== Requirements ==
Will you write out all the entries below exactly?

** START **

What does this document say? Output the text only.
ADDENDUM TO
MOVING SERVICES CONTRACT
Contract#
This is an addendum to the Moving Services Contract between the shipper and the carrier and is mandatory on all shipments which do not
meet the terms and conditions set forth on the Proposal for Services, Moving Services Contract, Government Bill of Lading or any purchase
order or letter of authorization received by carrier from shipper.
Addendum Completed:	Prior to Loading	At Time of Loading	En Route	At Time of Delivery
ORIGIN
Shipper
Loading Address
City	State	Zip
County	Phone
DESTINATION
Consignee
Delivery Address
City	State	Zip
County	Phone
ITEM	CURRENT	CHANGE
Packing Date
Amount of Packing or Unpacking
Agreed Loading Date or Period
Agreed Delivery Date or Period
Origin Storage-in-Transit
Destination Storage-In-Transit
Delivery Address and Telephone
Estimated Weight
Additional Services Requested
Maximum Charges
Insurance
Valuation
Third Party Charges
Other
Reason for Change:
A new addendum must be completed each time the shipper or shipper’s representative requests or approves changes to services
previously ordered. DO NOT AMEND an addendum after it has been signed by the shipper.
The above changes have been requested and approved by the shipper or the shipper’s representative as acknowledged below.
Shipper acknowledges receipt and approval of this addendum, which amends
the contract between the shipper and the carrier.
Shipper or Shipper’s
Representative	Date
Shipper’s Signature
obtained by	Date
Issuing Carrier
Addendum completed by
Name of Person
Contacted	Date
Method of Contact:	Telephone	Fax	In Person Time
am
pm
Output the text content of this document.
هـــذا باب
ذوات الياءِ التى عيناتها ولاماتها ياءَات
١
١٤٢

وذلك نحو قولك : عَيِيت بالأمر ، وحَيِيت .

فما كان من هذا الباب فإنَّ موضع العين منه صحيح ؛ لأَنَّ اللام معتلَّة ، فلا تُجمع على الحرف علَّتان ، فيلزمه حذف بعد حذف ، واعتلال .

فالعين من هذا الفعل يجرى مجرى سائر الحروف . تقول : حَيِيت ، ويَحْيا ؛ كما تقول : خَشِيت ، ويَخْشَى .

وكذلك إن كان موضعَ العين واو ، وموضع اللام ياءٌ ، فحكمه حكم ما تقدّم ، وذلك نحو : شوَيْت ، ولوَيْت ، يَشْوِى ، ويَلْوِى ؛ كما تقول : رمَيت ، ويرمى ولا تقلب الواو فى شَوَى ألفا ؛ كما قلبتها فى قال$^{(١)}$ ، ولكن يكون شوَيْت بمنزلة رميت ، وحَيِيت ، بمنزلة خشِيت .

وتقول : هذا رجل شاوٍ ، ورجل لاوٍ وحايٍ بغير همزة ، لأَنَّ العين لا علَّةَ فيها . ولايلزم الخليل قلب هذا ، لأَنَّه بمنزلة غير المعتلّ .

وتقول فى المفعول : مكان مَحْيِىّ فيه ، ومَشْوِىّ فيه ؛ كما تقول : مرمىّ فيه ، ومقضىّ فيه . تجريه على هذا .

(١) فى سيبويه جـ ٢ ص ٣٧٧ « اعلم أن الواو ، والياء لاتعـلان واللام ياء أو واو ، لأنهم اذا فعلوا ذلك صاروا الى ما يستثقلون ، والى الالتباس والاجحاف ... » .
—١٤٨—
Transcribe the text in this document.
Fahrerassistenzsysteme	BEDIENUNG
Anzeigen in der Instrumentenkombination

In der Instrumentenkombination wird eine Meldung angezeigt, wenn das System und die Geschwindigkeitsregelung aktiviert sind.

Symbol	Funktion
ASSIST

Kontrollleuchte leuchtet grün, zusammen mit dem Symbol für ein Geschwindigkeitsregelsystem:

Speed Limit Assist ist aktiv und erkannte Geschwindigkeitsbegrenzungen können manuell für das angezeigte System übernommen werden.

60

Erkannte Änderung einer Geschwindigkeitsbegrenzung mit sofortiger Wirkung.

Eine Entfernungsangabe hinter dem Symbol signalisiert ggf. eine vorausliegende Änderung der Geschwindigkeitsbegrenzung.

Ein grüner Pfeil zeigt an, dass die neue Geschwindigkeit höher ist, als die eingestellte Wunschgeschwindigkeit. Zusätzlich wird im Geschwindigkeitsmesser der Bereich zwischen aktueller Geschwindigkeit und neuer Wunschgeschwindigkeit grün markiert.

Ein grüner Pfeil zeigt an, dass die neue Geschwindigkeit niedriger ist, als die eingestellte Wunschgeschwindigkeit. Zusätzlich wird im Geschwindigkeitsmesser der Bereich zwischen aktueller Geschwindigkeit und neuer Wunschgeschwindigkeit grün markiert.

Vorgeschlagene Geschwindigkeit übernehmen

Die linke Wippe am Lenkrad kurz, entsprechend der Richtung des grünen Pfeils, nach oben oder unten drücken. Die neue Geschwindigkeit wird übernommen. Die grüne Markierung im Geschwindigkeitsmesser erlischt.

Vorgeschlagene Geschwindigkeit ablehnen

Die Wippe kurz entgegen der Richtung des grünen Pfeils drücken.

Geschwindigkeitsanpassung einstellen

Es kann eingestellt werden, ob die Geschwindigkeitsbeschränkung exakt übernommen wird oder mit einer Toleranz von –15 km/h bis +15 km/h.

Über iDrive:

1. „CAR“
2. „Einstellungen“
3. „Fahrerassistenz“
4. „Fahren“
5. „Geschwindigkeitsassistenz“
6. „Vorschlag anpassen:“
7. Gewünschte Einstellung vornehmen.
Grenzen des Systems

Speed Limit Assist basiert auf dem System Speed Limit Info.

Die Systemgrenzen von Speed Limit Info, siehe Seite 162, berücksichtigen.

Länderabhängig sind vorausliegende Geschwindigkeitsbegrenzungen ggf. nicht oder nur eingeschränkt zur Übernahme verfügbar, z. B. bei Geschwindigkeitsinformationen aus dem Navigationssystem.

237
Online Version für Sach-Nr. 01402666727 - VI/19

** END **

== Solution to this exercise ==
What does this document say? Output the text only.
ADDENDUM TO
MOVING SERVICES CONTRACT
Contract#
This is an addendum to the Moving Services Contract between the shipper and the carrier and is mandatory on all shipments which do not
meet the terms and conditions set forth on the Proposal for Services, Moving Services Contract, Government Bill of Lading or any purchase
order or letter of authorization received by carrier from shipper.
Addendum Completed:	Prior to Loading	At Time of Loading	En Route	At Time of Delivery
ORIGIN
Shipper
Loading Address
City	State	Zip
County	Phone
DESTINATION
Consignee
Delivery Address
City	State	Zip
County	Phone
ITEM	CURRENT	CHANGE
Packing Date
Amount of Packing or Unpacking
Agreed Loading Date or Period
Agreed Delivery Date or Period
Origin Storage-in-Transit
Destination Storage-In-Transit
Delivery Address and Telephone
Estimated Weight
Additional Services Requested
Maximum Charges
Insurance
Valuation
Third Party Charges
Other
Reason for Change:
A new addendum must be completed each time the shipper or shipper’s representative requests or approves changes to services
previously ordered. DO NOT AMEND an addendum after it has been signed by the shipper.
The above changes have been requested and approved by the shipper or the shipper’s representative as acknowledged below.
Shipper acknowledges receipt and approval of this addendum, which amends
the contract between the shipper and the carrier.
Shipper or Shipper’s
Representative	Date
Shipper’s Signature
obtained by	Date
Issuing Carrier
Addendum completed by
Name of Person
Contacted	Date
Method of Contact:	Telephone	Fax	In Person Time
am
pm
Output the text content of this document.
هـــذا باب
ذوات الياءِ التى عيناتها ولاماتها ياءَات
١
١٤٢

وذلك نحو قولك : عَيِيت بالأمر ، وحَيِيت .

فما كان من هذا الباب فإنَّ موضع العين منه صحيح ؛ لأَنَّ اللام معتلَّة ، فلا تُجمع على الحرف علَّتان ، فيلزمه حذف بعد حذف ، واعتلال .

فالعين من هذا الفعل يجرى مجرى سائر الحروف . تقول : حَيِيت ، ويَحْيا ؛ كما تقول : خَشِيت ، ويَخْشَى .

وكذلك إن كان موضعَ العين واو ، وموضع اللام ياءٌ ، فحكمه حكم ما تقدّم ، وذلك نحو : شوَيْت ، ولوَيْت ، يَشْوِى ، ويَلْوِى ؛ كما تقول : رمَيت ، ويرمى ولا تقلب الواو فى شَوَى ألفا ؛ كما قلبتها فى قال$^{(١)}$ ، ولكن يكون شوَيْت بمنزلة رميت ، وحَيِيت ، بمنزلة خشِيت .

وتقول : هذا رجل شاوٍ ، ورجل لاوٍ وحايٍ بغير همزة ، لأَنَّ العين لا علَّةَ فيها . ولايلزم الخليل قلب هذا ، لأَنَّه بمنزلة غير المعتلّ .

وتقول فى المفعول : مكان مَحْيِىّ فيه ، ومَشْوِىّ فيه ؛ كما تقول : مرمىّ فيه ، ومقضىّ فيه . تجريه على هذا .

(١) فى سيبويه جـ ٢ ص ٣٧٧ « اعلم أن الواو ، والياء لاتعـلان واللام ياء أو واو ، لأنهم اذا فعلوا ذلك صاروا الى ما يستثقلون ، والى الالتباس والاجحاف ... » .
—١٤٨—
Transcribe the text in this document.
Fahrerassistenzsysteme	BEDIENUNG
Anzeigen in der Instrumentenkombination

In der Instrumentenkombination wird eine Meldung angezeigt, wenn das System und die Geschwindigkeitsregelung aktiviert sind.

Symbol	Funktion
ASSIST

Kontrollleuchte leuchtet grün, zusammen mit dem Symbol für ein Geschwindigkeitsregelsystem:

Speed Limit Assist ist aktiv und erkannte Geschwindigkeitsbegrenzungen können manuell für das angezeigte System übernommen werden.

60

Erkannte Änderung einer Geschwindigkeitsbegrenzung mit sofortiger Wirkung.

Eine Entfernungsangabe hinter dem Symbol signalisiert ggf. eine vorausliegende Änderung der Geschwindigkeitsbegrenzung.

Ein grüner Pfeil zeigt an, dass die neue Geschwindigkeit höher ist, als die eingestellte Wunschgeschwindigkeit. Zusätzlich wird im Geschwindigkeitsmesser der Bereich zwischen aktueller Geschwindigkeit und neuer Wunschgeschwindigkeit grün markiert.

Ein grüner Pfeil zeigt an, dass die neue Geschwindigkeit niedriger ist, als die eingestellte Wunschgeschwindigkeit. Zusätzlich wird im Geschwindigkeitsmesser der Bereich zwischen aktueller Geschwindigkeit und neuer Wunschgeschwindigkeit grün markiert.

Vorgeschlagene Geschwindigkeit übernehmen

Die linke Wippe am Lenkrad kurz, entsprechend der Richtung des grünen Pfeils, nach oben oder unten drücken. Die neue Geschwindigkeit wird übernommen. Die grüne Markierung im Geschwindigkeitsmesser erlischt.

Vorgeschlagene Geschwindigkeit ablehnen

Die Wippe kurz entgegen der Richtung des grünen Pfeils drücken.

Geschwindigkeitsanpassung einstellen

Es kann eingestellt werden, ob die Geschwindigkeitsbeschränkung exakt übernommen wird oder mit einer Toleranz von –15 km/h bis +15 km/h.

Über iDrive:

1. „CAR“
2. „Einstellungen“
3. „Fahrerassistenz“
4. „Fahren“
5. „Geschwindigkeitsassistenz“
6. „Vorschlag anpassen:“
7. Gewünschte Einstellung vornehmen.
Grenzen des Systems

Speed Limit Assist basiert auf dem System Speed Limit Info.

Die Systemgrenzen von Speed Limit Info, siehe Seite 162, berücksichtigen.

Länderabhängig sind vorausliegende Geschwindigkeitsbegrenzungen ggf. nicht oder nur eingeschränkt zur Übernahme verfügbar, z. B. bei Geschwindigkeitsinformationen aus dem Navigationssystem.

237
Online Version für Sach-Nr. 01402666727 - VI/19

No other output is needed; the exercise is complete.